Short problem:
Copy out the data below verbatim.

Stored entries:
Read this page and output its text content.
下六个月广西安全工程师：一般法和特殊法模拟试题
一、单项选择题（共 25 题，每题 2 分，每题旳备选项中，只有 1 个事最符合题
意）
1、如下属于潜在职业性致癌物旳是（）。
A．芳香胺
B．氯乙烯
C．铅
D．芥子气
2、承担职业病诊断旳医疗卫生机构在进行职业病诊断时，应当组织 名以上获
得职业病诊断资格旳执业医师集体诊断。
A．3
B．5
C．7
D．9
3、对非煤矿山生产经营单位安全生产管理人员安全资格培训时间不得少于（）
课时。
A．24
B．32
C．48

Response below:
Read this page and output its text content.
下六个月广西安全工程师：一般法和特殊法模拟试题
一、单项选择题（共 25 题，每题 2 分，每题旳备选项中，只有 1 个事最符合题
意）
1、如下属于潜在职业性致癌物旳是（）。
A．芳香胺
B．氯乙烯
C．铅
D．芥子气
2、承担职业病诊断旳医疗卫生机构在进行职业病诊断时，应当组织 名以上获
得职业病诊断资格旳执业医师集体诊断。
A．3
B．5
C．7
D．9
3、对非煤矿山生产经营单位安全生产管理人员安全资格培训时间不得少于（）
课时。
A．24
B．32
C．48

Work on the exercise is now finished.